Перепечатайте без единого изменения строки записей от самого начала до строки с "cell-g[interactable] <box>422 230" включительно.

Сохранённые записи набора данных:
###

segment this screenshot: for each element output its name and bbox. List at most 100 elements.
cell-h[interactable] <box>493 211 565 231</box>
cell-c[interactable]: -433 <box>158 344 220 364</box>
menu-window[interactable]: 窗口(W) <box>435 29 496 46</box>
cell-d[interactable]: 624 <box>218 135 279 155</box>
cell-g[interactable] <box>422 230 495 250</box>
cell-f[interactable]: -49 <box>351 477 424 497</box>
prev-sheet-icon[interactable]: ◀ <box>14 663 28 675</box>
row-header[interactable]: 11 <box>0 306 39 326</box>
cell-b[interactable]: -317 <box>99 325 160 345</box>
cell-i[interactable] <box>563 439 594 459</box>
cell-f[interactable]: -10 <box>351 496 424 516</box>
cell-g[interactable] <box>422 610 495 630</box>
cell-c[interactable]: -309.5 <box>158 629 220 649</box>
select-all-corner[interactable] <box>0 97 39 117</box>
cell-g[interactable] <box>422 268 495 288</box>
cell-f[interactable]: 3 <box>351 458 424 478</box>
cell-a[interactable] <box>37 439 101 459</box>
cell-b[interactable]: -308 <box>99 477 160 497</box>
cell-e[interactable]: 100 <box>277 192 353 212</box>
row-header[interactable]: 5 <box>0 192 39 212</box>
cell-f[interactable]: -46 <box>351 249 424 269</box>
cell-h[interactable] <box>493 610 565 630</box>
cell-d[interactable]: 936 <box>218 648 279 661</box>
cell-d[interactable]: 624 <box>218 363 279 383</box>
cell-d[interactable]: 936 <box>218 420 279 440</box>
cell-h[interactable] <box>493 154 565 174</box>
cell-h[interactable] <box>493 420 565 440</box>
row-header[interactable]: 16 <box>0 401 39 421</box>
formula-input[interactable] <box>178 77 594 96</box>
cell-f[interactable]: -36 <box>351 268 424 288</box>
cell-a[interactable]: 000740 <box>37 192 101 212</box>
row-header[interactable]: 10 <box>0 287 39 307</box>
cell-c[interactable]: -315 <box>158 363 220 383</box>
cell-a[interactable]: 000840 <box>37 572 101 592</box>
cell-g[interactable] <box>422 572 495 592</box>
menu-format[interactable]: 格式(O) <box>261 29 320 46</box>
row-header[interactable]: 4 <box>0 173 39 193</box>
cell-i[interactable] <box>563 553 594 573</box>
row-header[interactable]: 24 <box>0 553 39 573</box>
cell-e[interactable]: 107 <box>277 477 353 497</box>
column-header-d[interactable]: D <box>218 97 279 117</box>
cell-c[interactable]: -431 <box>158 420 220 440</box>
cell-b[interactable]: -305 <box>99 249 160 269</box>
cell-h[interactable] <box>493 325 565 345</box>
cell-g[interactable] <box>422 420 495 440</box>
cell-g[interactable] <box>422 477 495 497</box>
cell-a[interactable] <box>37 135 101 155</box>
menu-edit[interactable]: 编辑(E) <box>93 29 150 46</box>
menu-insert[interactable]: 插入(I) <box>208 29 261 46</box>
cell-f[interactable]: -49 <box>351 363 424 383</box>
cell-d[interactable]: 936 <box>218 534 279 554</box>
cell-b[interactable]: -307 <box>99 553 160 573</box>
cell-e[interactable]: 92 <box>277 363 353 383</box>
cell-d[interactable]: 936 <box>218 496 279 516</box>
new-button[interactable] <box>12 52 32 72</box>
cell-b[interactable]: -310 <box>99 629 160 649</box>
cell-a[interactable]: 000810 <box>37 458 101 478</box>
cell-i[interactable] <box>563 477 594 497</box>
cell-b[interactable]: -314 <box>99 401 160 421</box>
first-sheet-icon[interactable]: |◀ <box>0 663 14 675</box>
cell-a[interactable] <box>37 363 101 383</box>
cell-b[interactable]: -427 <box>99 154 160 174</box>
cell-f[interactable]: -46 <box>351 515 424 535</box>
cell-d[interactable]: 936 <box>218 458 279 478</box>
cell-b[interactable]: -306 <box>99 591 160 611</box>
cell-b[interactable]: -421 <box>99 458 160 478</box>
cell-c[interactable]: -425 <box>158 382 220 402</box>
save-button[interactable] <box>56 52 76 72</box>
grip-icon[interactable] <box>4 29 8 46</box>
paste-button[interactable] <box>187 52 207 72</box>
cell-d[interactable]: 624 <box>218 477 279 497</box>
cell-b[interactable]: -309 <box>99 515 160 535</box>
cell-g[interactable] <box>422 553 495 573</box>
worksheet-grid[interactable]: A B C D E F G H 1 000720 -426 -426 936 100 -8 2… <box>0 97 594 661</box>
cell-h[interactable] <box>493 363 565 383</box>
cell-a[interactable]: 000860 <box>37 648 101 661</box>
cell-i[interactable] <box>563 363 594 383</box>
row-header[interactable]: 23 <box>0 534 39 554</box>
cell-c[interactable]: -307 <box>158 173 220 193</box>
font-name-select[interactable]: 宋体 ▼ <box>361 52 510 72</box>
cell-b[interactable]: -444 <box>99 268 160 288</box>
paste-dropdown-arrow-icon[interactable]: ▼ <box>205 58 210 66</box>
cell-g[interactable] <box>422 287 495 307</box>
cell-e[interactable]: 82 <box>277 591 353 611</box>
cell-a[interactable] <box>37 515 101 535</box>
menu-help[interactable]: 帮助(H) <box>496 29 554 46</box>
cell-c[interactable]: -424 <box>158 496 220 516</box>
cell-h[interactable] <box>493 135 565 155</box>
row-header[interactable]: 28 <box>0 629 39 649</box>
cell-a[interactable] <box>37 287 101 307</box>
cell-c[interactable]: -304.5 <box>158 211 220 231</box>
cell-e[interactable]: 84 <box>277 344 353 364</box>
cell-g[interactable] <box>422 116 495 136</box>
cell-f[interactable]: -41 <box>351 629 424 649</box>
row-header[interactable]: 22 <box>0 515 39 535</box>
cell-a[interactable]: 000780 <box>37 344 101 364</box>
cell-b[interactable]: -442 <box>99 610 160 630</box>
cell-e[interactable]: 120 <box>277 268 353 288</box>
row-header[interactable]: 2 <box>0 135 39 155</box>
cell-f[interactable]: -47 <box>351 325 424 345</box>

###

ОТВЕТ:
segment this screenshot: for each element output its name and bbox. List at most 100 elements.
cell-h[interactable] <box>493 211 565 231</box>
cell-c[interactable]: -433 <box>158 344 220 364</box>
menu-window[interactable]: 窗口(W) <box>435 29 496 46</box>
cell-d[interactable]: 624 <box>218 135 279 155</box>
cell-g[interactable] <box>422 230 495 250</box>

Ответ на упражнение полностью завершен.